Stated task:
Return the material word for word. Do not include pictures.

Dataset extract:
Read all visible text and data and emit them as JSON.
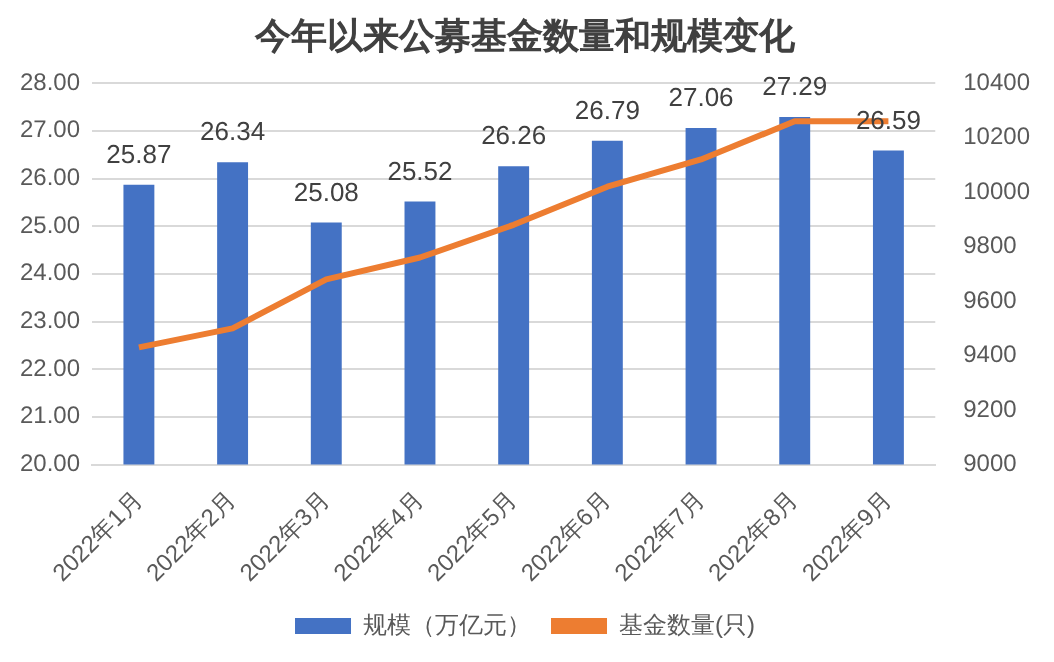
{
  "chart_data": {
    "type": "bar",
    "title": "今年以来公募基金数量和规模变化",
    "categories": [
      "2022年1月",
      "2022年2月",
      "2022年3月",
      "2022年4月",
      "2022年5月",
      "2022年6月",
      "2022年7月",
      "2022年8月",
      "2022年9月"
    ],
    "series": [
      {
        "name": "规模（万亿元）",
        "color": "#4472c4",
        "values": [
          25.87,
          26.34,
          25.08,
          25.52,
          26.26,
          26.79,
          27.06,
          27.29,
          26.59
        ],
        "value_labels": [
          "25.87",
          "26.34",
          "25.08",
          "25.52",
          "26.26",
          "26.79",
          "27.06",
          "27.29",
          "26.59"
        ]
      },
      {
        "name": "基金数量(只)",
        "type": "line",
        "axis": "y2",
        "color": "#ed7d31",
        "marker": "none",
        "values": [
          9430,
          9500,
          9680,
          9760,
          9880,
          10020,
          10120,
          10260,
          10260
        ]
      }
    ],
    "ylim": [
      20,
      28
    ],
    "yticks": [
      {
        "value": 20,
        "label": "20.00"
      },
      {
        "value": 21,
        "label": "21.00"
      },
      {
        "value": 22,
        "label": "22.00"
      },
      {
        "value": 23,
        "label": "23.00"
      },
      {
        "value": 24,
        "label": "24.00"
      },
      {
        "value": 25,
        "label": "25.00"
      },
      {
        "value": 26,
        "label": "26.00"
      },
      {
        "value": 27,
        "label": "27.00"
      },
      {
        "value": 28,
        "label": "28.00"
      }
    ],
    "y2lim": [
      9000,
      10400
    ],
    "y2ticks": [
      9000,
      9200,
      9400,
      9600,
      9800,
      10000,
      10200,
      10400
    ],
    "grid": "y",
    "legend": "bottom"
  }
}
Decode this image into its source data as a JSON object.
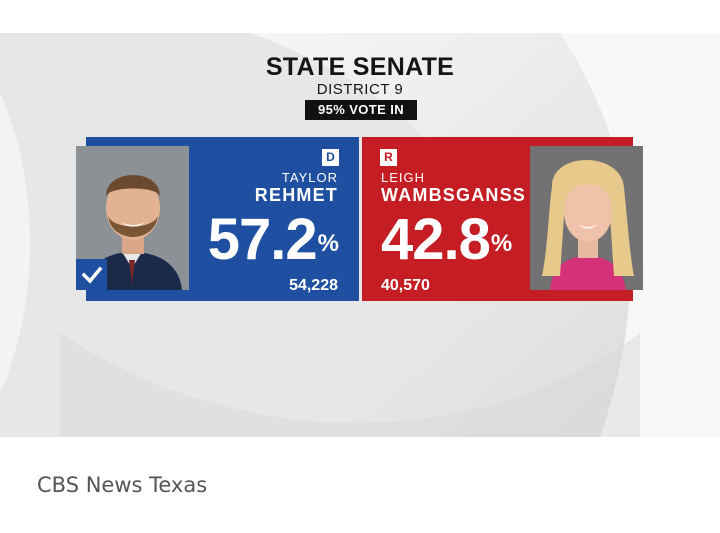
{
  "graphic": {
    "title": "STATE SENATE",
    "subtitle": "DISTRICT 9",
    "votes_in": "95% VOTE IN"
  },
  "candidates": [
    {
      "party": "D",
      "first_name": "TAYLOR",
      "last_name": "REHMET",
      "percent": "57.2",
      "percent_sign": "%",
      "votes": "54,228",
      "winner": true,
      "color": "#1f4fa0"
    },
    {
      "party": "R",
      "first_name": "LEIGH",
      "last_name": "WAMBSGANSS",
      "percent": "42.8",
      "percent_sign": "%",
      "votes": "40,570",
      "winner": false,
      "color": "#c51d24"
    }
  ],
  "caption": "CBS News Texas",
  "icons": {
    "winner": "checkmark-icon"
  }
}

Exercise answer:
Read all visible text and data and emit them as JSON.
{
  "chart_data": {
    "type": "bar",
    "title": "今年以来公募基金数量和规模变化",
    "categories": [
      "2022年1月",
      "2022年2月",
      "2022年3月",
      "2022年4月",
      "2022年5月",
      "2022年6月",
      "2022年7月",
      "2022年8月",
      "2022年9月"
    ],
    "series": [
      {
        "name": "规模（万亿元）",
        "color": "#4472c4",
        "values": [
          25.87,
          26.34,
          25.08,
          25.52,
          26.26,
          26.79,
          27.06,
          27.29,
          26.59
        ],
        "value_labels": [
          "25.87",
          "26.34",
          "25.08",
          "25.52",
          "26.26",
          "26.79",
          "27.06",
          "27.29",
          "26.59"
        ]
      },
      {
        "name": "基金数量(只)",
        "type": "line",
        "axis": "y2",
        "color": "#ed7d31",
        "marker": "none",
        "values": [
          9430,
          9500,
          9680,
          9760,
          9880,
          10020,
          10120,
          10260,
          10260
        ]
      }
    ],
    "ylim": [
      20,
      28
    ],
    "yticks": [
      {
        "value": 20,
        "label": "20.00"
      },
      {
        "value": 21,
        "label": "21.00"
      },
      {
        "value": 22,
        "label": "22.00"
      },
      {
        "value": 23,
        "label": "23.00"
      },
      {
        "value": 24,
        "label": "24.00"
      },
      {
        "value": 25,
        "label": "25.00"
      },
      {
        "value": 26,
        "label": "26.00"
      },
      {
        "value": 27,
        "label": "27.00"
      },
      {
        "value": 28,
        "label": "28.00"
      }
    ],
    "y2lim": [
      9000,
      10400
    ],
    "y2ticks": [
      9000,
      9200,
      9400,
      9600,
      9800,
      10000,
      10200,
      10400
    ],
    "grid": "y",
    "legend": "bottom"
  }
}
Decode this image into its source data as a JSON object.
{
  "graphic": {
    "title": "STATE SENATE",
    "subtitle": "DISTRICT 9",
    "votes_in": "95% VOTE IN"
  },
  "candidates": [
    {
      "party": "D",
      "first_name": "TAYLOR",
      "last_name": "REHMET",
      "percent": "57.2",
      "percent_sign": "%",
      "votes": "54,228",
      "winner": true,
      "color": "#1f4fa0"
    },
    {
      "party": "R",
      "first_name": "LEIGH",
      "last_name": "WAMBSGANSS",
      "percent": "42.8",
      "percent_sign": "%",
      "votes": "40,570",
      "winner": false,
      "color": "#c51d24"
    }
  ],
  "caption": "CBS News Texas",
  "icons": {
    "winner": "checkmark-icon"
  }
}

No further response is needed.